--- START Reading passage ---
One way to get rid of a correlated subquery with a not exists is to rephrase it as an outer join. You can then basically identify the entries that you want by the fact that the in your left outer join all the table fields from the right table must be null (because you are looking for entries where the subquery was unsuccessful). Unfortunately this construct is not possible in Open SQL (try it and you'll see a syntax error). So you could switch to Native SQL, but then you'd loose the ability to process the rows en bloc (i.e. read the result set into an array). As an Open SQL alternative you could try to see if switching from not exists to an uncorrelated subquery with not in provides any improvement (depending on your actual data this might be much worse though).

Maybe there's also some answer from a functional perspective. Depending on your data and which fields you select you could possibly find other criteria for ensuring that you don't look at reversals or reversed documents (e.g. non-initial reversal dates in yystodt and maybe other conditions).

Cheers, harald

former_member367551 · ‎2010 Apr 28

Often correlated subqueries (i.e. you're using fields from your outer table in your subquery) are not the best way of retrieving data, because it's hard (sometimes impossible) for the optimizer to rewrite such queries. I.e. in that case the database has to query for each row in the result set of the outer table the table in the subquery (so lots of executions if the conditions on the outer table are not selective).

Hi Harald,

Thanks so much for the inputs.. Appreciate the elaborations given too..

I think I'll still be maintaining the codes as correlated subqueries for now.. But I'll also give a check on the data fields if there are other criteria that can also be used for achieving the same logic..

Former Member · ‎2010 Apr 21

I am sorry, but I think that it is beyond the possibilites of this forum, ait is not a simple problem and would require system access.

You know that SAP offers services, where such problems can be fixed.

> In the summarized SQL trace of a sample test run: executions = 1, identical executions = 0, duration = 700247324 (almost 100% of the total

> processing durations), records = 0 (there should be more records returned in an actual production run)

unfortunately only partly interesting, as nothing is found

> Only one table, ZZGLV4A (custom) is accessed based on the selection screen variant.

why dynamic coding, and change can be specified to that table, so dynamic usage would no longer be possible

> ZZGLV4A is an FI special ledger line item table and its data volume: 455 mil. data records.

.... huge !!! ... even the most optimized coding will take longer in such large tables, is archiving up-to-date ??

Siegfried

former_member367551 · ‎2010 Apr 28

Hello Siegfried,

You're right - I think I'll have to dig this up even further with the system..

Dynamic coding - this is needed, because the table to be accessed depends on the ledger specified in the selection screen..

I think performance becomes an issue here, largely due to the table volume.. Data archiving is currently not implemented in the system - at least not for now yet.. I'll try to have this justified..

I'm gonna try improve the performance by adding and using the relevant secondary indexes.. This should help with the data retrieval processes, as the current queries (both the main and sub queries) are not hitting any index fields at all..

I have tried changing the queries to list the WHERE fields orderly (according to the order of fields listed in the table in SE11) - so an improvement of about 8% was observed for a table volume of 4 mil. records (done in the development box - the same table has 455 mil. records in the production box)..
--- END Reading passage ---
--- START Provided material ---
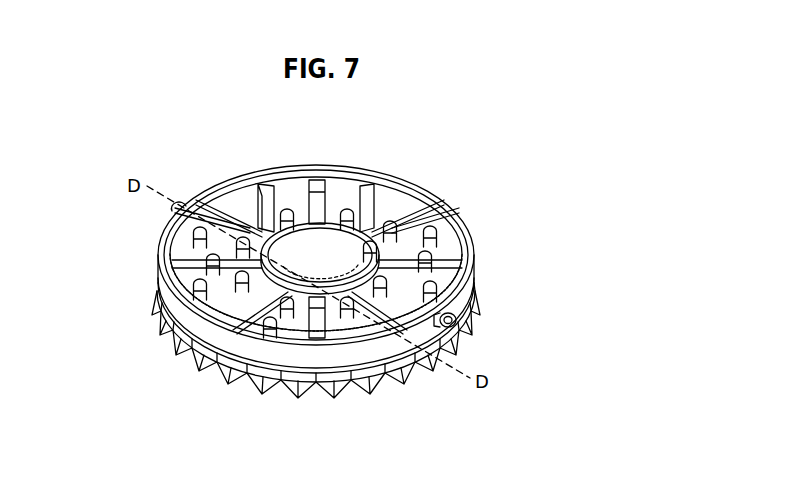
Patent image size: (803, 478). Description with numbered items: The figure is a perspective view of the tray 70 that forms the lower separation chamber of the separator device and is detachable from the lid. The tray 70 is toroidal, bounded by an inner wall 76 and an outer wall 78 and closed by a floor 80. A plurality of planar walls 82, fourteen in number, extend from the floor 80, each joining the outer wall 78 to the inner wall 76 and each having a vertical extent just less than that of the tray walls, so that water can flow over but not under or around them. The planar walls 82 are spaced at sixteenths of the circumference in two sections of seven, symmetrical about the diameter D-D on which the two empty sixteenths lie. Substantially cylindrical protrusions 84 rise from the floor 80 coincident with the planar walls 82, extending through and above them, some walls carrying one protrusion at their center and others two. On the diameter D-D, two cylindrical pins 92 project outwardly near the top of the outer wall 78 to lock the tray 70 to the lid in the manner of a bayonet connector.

The tray 70 is at (548, 154).
The inner wall 76 is at (279, 222).
The outer wall 78 is at (183, 311).
The floor 80 is at (392, 311).
The planar walls 82 is at (242, 313).
The cylindrical protrusions 84 is at (207, 257).
The cylindrical pins 92 is at (169, 208).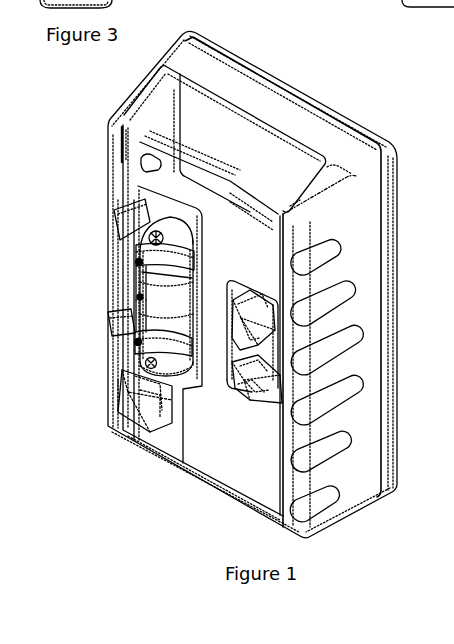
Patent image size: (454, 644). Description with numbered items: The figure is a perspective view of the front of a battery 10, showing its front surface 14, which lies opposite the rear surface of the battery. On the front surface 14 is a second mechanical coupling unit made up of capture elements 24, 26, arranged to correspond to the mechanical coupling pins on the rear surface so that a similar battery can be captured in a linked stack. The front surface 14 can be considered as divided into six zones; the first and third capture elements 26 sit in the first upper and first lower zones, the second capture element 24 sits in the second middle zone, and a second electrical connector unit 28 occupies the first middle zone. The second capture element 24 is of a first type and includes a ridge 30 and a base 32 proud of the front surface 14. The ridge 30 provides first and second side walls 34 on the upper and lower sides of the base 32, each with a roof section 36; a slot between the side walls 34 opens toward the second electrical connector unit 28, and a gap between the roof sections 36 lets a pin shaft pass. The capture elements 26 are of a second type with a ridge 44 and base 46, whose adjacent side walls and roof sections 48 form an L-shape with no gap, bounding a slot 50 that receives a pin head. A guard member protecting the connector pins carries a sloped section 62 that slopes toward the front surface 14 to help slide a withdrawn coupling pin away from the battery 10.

The battery 10 is at (87, 197).
The front surface 14 is at (249, 463).
The second capture element 24 is at (273, 355).
The first and third capture elements 26 is at (138, 186).
The second electrical connector unit 28 is at (160, 315).
The ridge 30 is at (257, 313).
The base 32 is at (272, 367).
The side walls 34 is at (249, 302).
The roof sections 36 is at (255, 380).
The ridge 44 is at (160, 392).
The base 46 is at (139, 162).
The roof sections 48 is at (143, 180).
The slot 50 is at (123, 147).
The sloped section 62 is at (173, 305).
--- END Provided material ---
To-do list:
(1) Decide whether each statement below agrees with the forum thread on slow correlated subqueries. Answer (a), (b), and (c) with yes or no, and quote the words from the thread that decide each one.
(a) The outer join rephrasing described in the thread can be written in Open SQL.
(b) Table ZZGLV4A holds 455 million records in the production box.
(c) Data archiving is currently implemented in the system.
(2) Carry the forum thread on slow correlated subqueries forward, starting after its final sentence.

Answers in order:
(1)
(a) No: "Unfortunately this construct is not possible in Open SQL"
(b) Yes: "the same table has 455 mil. records in the production box"
(c) No: "Data archiving is currently not implemented in the system"

(2)
Thanks anyways!

Former Member · ‎2010 Apr 22

you can use 'FOR ALL ENTRIES'' to avoid loop.

eg. Select *

from <table>

into <internal table>

for all entries in <previously populated internal table>

where <conditions as it is >

Former Member · ‎2010 Apr 22

Hi Deborah,

For each record found on main SELECT, the subselect must be performed but it's crucial that this access is optimized by index due to huge size (450k) that can't have any performance chance for full scan.

1) Additional keys that need exist in index key (order isn't important but must be first keys of the index):

a) refryear, rldnr, docnr, rbukrs, docct

b) ryear, rldnr, docnr, rbukrs, docct <--- maybe this access can be helped by index of primary key

Please send to us the indexes of this table ZZGLV4A

2) Split into two NOT exists entries to help the database access:

AND NOT exists ( SELECT * FROM (l_item_tab) AS b
                 WHERE b~ryear    = a~ryear     AND
                       b~rldnr    = a~rldnr     AND
                       b~docnr    = a~docnr     AND
                       b~rbukrs   = a~rbukrs    AND
                       ( b~docct    = c_docct_u OR b~docct    = c_docct_t ) )
AND NOT exists ( SELECT * FROM (l_item_tab) AS b
                 WHERE b~refryear = a~ryear     AND
                       b~rldnr    = a~rldnr     AND
                       b~docnr    = a~docnr     AND
                       b~rbukrs   = a~rbukrs    AND
                       ( b~docct    = c_docct_y OR b~docct    = c_docct_x ) )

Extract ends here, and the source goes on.